### Exercise
Find every line in the records that holds the string "approval". Copy each one.

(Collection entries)

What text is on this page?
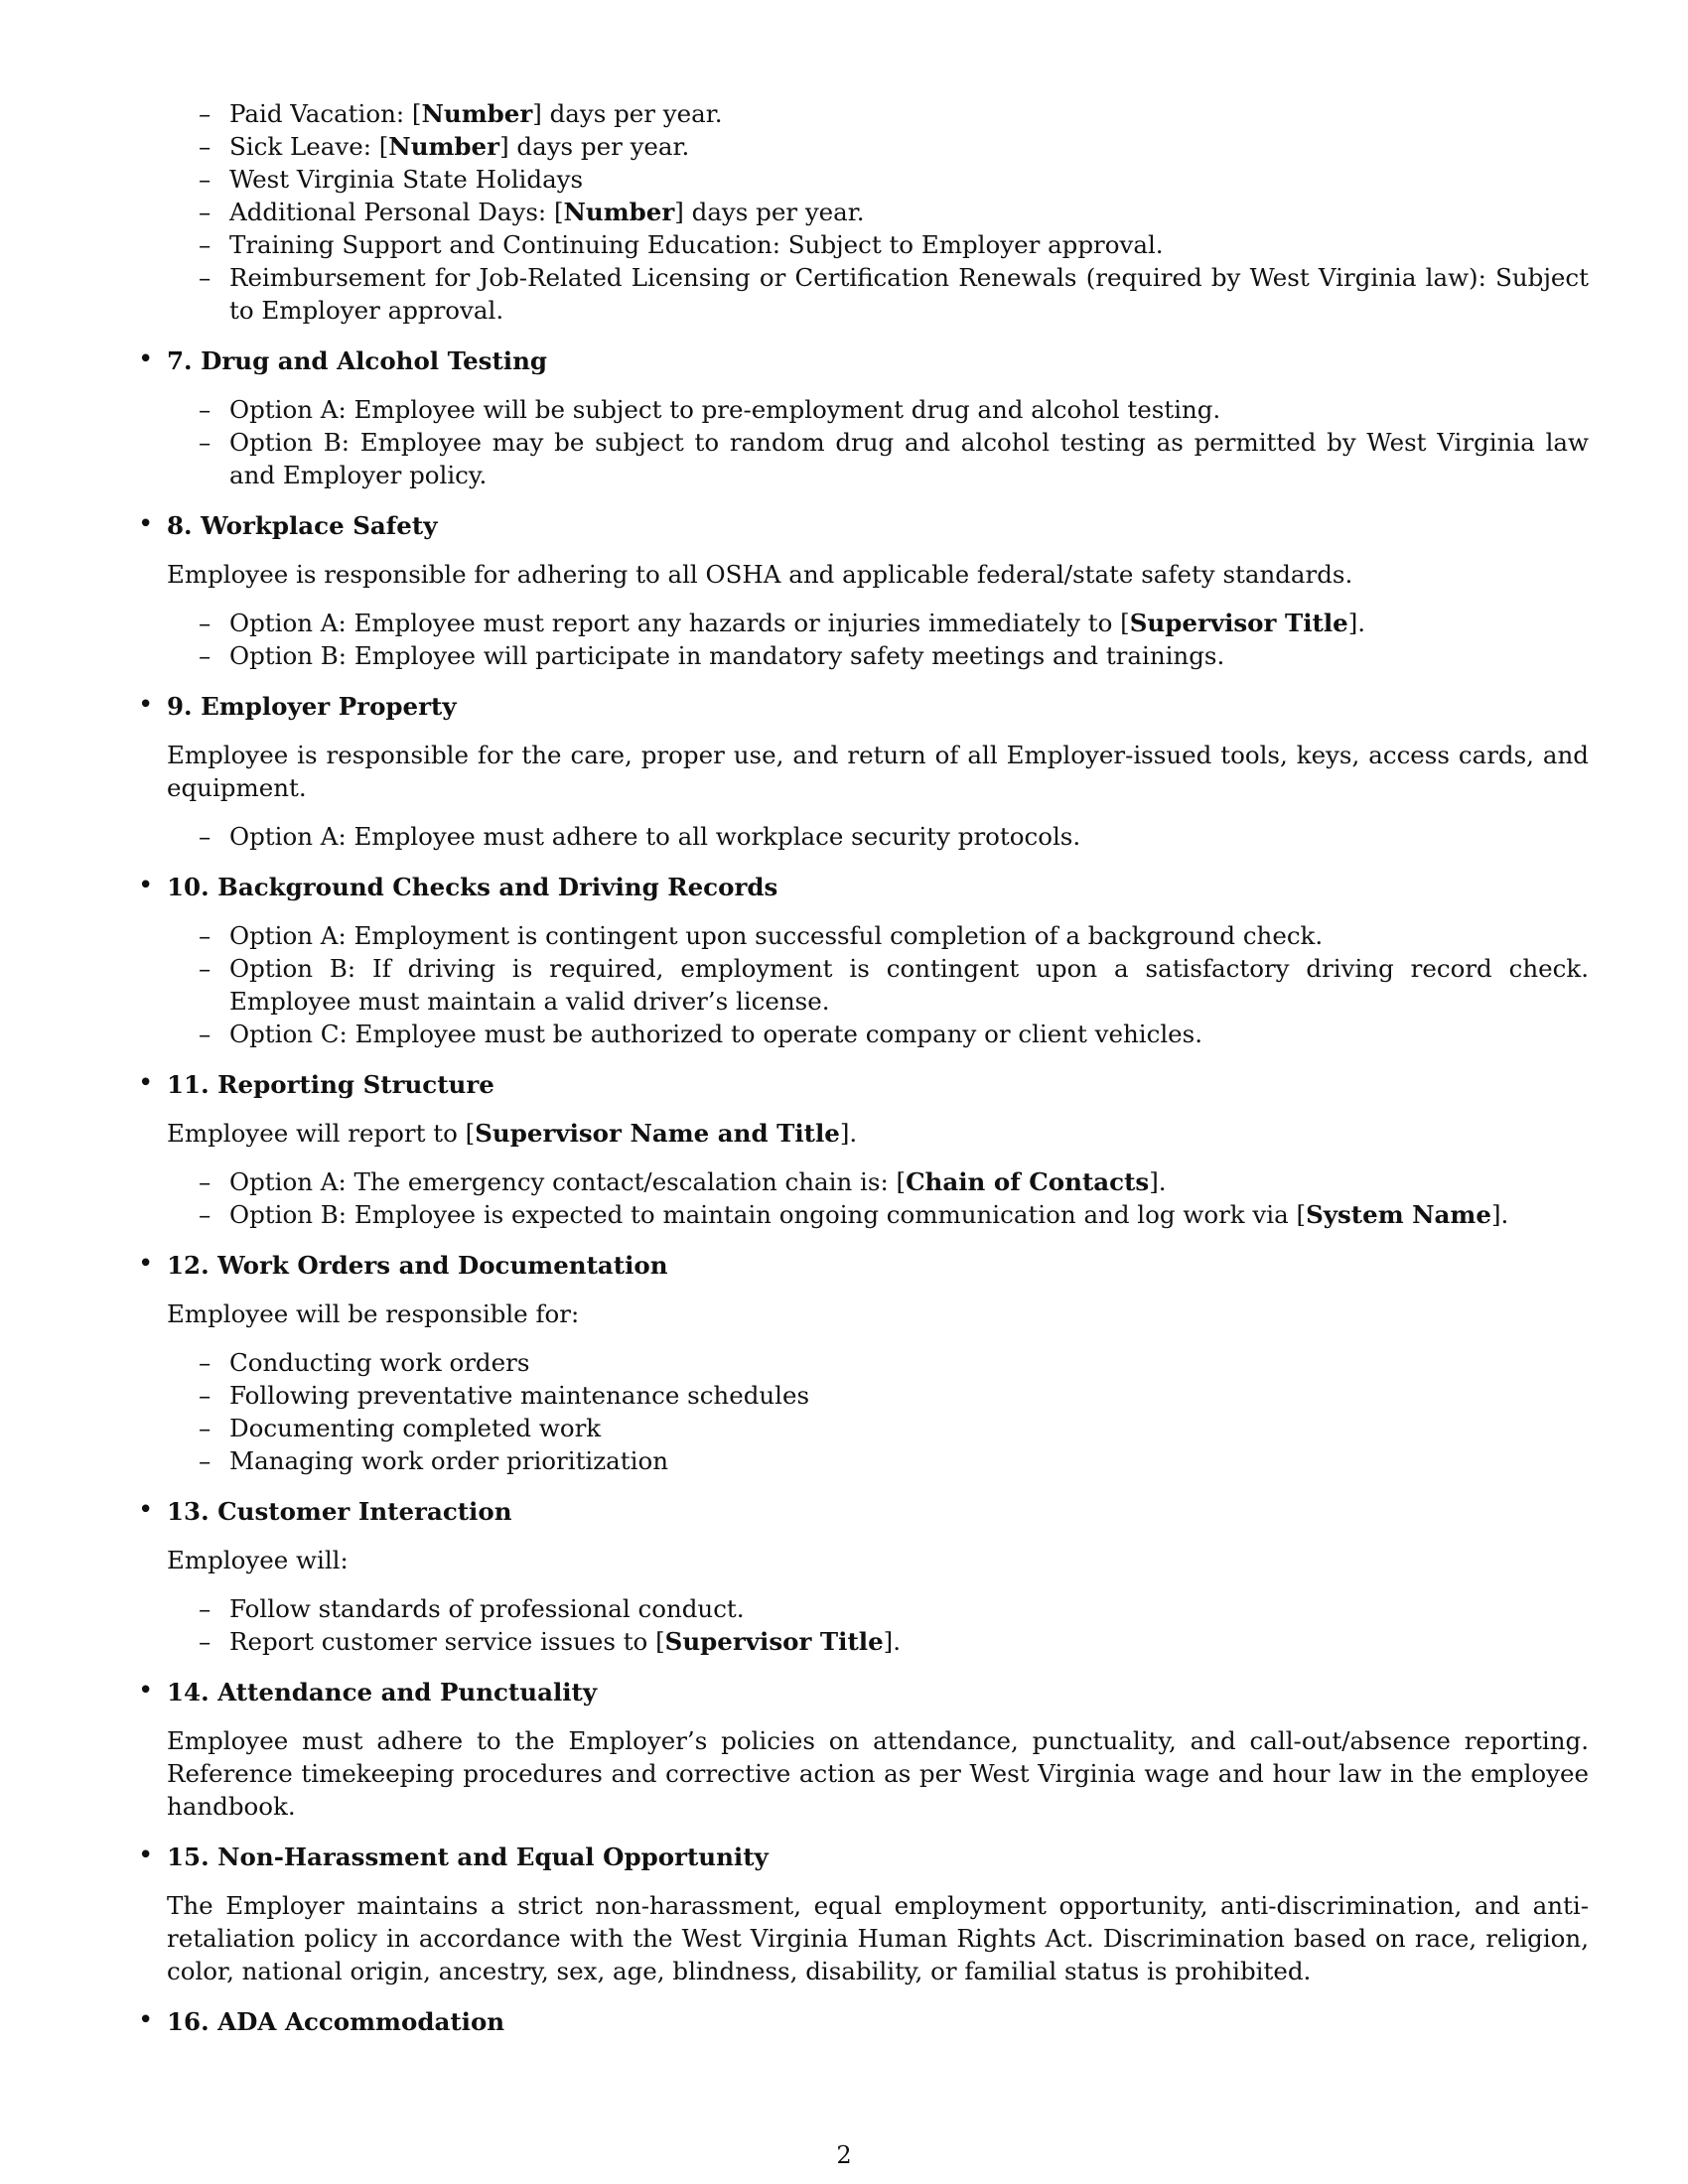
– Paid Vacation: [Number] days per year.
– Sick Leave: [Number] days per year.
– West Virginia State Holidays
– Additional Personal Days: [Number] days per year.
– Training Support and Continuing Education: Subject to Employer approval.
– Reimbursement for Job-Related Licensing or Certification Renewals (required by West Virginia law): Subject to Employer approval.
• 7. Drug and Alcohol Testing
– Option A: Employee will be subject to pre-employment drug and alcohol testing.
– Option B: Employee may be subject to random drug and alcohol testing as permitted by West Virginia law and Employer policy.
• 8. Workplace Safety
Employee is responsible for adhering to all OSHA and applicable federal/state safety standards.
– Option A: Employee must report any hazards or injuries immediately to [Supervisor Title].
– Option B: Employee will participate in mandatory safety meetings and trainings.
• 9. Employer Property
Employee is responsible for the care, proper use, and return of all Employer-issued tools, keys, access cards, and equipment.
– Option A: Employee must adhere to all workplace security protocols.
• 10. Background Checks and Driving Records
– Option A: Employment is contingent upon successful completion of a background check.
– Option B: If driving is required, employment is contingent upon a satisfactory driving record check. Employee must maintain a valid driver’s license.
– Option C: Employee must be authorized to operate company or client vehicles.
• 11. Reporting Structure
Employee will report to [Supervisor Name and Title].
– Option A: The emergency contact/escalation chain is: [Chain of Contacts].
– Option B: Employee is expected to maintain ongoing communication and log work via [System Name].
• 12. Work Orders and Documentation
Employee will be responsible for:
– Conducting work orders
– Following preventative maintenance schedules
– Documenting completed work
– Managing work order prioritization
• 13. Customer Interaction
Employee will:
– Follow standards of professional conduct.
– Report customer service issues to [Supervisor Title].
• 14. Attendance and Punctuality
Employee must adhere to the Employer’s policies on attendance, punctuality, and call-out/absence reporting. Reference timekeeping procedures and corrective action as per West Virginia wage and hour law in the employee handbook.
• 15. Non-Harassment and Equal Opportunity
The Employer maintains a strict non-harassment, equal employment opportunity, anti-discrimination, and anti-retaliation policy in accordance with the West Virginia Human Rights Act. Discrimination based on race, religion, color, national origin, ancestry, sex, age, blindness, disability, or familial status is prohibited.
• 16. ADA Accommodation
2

* * *

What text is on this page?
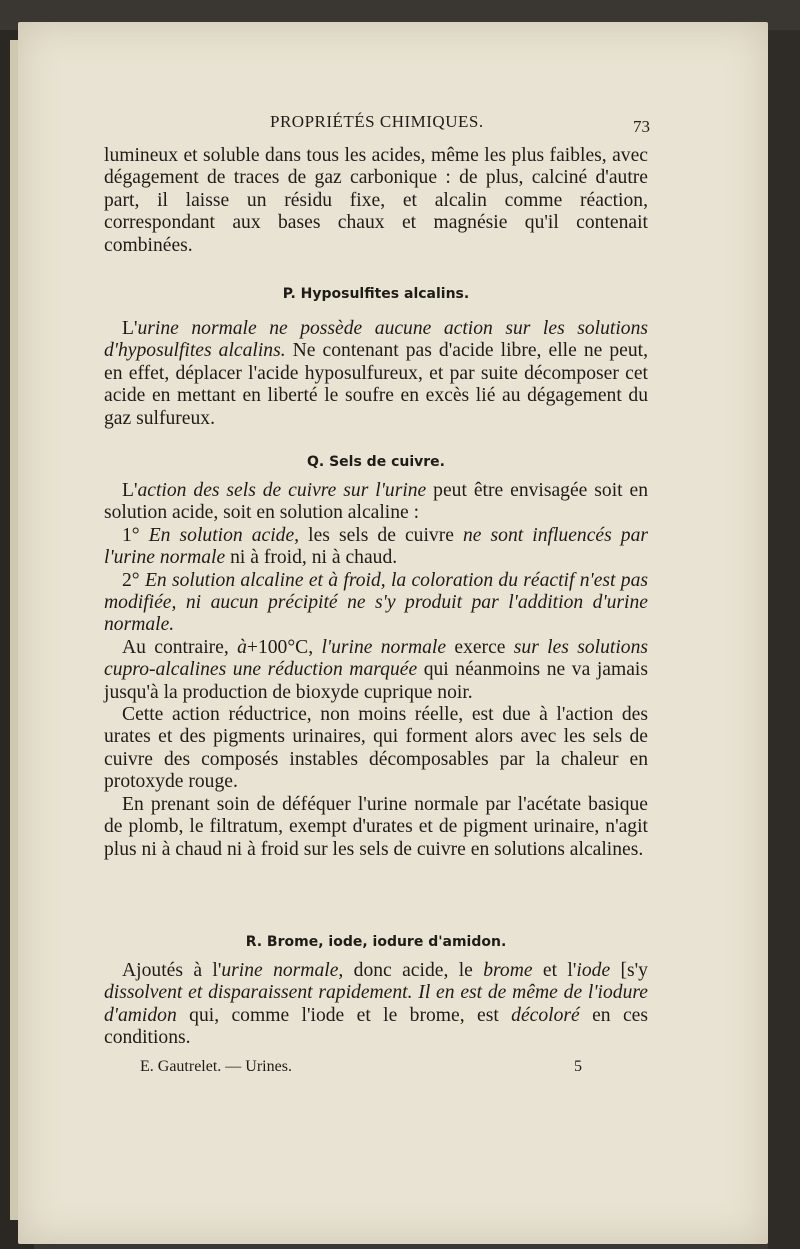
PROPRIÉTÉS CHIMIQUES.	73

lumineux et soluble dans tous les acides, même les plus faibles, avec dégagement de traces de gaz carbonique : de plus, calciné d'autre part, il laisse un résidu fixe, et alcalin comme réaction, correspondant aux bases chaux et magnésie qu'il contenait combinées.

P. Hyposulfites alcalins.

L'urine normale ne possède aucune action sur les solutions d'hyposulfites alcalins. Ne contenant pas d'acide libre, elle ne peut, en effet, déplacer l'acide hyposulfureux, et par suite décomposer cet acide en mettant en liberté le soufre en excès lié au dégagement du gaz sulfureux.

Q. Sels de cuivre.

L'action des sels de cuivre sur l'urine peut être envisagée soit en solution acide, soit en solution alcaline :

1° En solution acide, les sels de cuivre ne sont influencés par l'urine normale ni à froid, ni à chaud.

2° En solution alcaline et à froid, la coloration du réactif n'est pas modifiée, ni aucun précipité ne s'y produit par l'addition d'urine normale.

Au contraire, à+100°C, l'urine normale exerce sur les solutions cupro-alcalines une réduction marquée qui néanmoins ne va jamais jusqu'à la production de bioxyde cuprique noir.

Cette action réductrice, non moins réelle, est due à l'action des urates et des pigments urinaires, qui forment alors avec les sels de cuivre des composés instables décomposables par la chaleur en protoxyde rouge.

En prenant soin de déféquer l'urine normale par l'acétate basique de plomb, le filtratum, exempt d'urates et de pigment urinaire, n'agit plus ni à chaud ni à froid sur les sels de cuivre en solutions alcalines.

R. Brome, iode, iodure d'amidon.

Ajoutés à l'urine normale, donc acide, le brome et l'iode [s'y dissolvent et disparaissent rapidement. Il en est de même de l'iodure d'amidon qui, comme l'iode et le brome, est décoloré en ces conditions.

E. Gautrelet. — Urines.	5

...

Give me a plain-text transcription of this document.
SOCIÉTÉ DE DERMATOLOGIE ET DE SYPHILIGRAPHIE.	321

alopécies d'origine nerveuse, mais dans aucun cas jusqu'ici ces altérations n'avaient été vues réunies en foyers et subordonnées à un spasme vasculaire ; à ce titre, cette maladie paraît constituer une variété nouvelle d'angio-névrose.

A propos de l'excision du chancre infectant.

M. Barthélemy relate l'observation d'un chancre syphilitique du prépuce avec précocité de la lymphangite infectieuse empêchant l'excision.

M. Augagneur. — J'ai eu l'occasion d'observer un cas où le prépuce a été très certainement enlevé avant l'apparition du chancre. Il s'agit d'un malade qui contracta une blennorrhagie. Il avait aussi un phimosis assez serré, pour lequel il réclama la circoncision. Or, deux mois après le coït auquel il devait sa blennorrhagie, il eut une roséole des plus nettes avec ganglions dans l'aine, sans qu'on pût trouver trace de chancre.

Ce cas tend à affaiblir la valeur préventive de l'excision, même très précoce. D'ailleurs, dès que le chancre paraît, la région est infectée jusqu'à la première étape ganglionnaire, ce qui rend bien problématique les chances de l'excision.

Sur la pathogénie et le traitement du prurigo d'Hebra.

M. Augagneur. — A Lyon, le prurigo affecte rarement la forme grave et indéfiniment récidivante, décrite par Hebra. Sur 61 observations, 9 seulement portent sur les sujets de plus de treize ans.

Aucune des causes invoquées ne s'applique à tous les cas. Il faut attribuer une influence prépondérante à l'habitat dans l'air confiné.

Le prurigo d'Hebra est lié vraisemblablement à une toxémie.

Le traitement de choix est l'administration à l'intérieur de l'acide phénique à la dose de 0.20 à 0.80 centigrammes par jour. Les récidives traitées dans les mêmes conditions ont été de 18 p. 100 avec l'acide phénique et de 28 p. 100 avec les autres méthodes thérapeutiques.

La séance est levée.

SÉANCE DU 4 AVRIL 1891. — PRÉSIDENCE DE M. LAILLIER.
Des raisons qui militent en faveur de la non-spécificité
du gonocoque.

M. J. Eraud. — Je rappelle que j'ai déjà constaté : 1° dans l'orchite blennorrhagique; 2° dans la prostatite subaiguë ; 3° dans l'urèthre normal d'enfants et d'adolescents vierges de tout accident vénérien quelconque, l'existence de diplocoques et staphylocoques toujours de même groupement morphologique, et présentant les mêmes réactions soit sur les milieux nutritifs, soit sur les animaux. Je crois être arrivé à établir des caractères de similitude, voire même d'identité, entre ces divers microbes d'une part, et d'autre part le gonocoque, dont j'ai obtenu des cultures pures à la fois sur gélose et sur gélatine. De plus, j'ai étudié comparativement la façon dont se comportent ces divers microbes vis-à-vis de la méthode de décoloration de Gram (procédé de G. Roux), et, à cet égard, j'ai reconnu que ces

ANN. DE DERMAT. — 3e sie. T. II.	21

### The solution
– Training Support and Continuing Education: Subject to Employer approval.
– Reimbursement for Job-Related Licensing or Certification Renewals (required by West Virginia law): Subject to Employer approval.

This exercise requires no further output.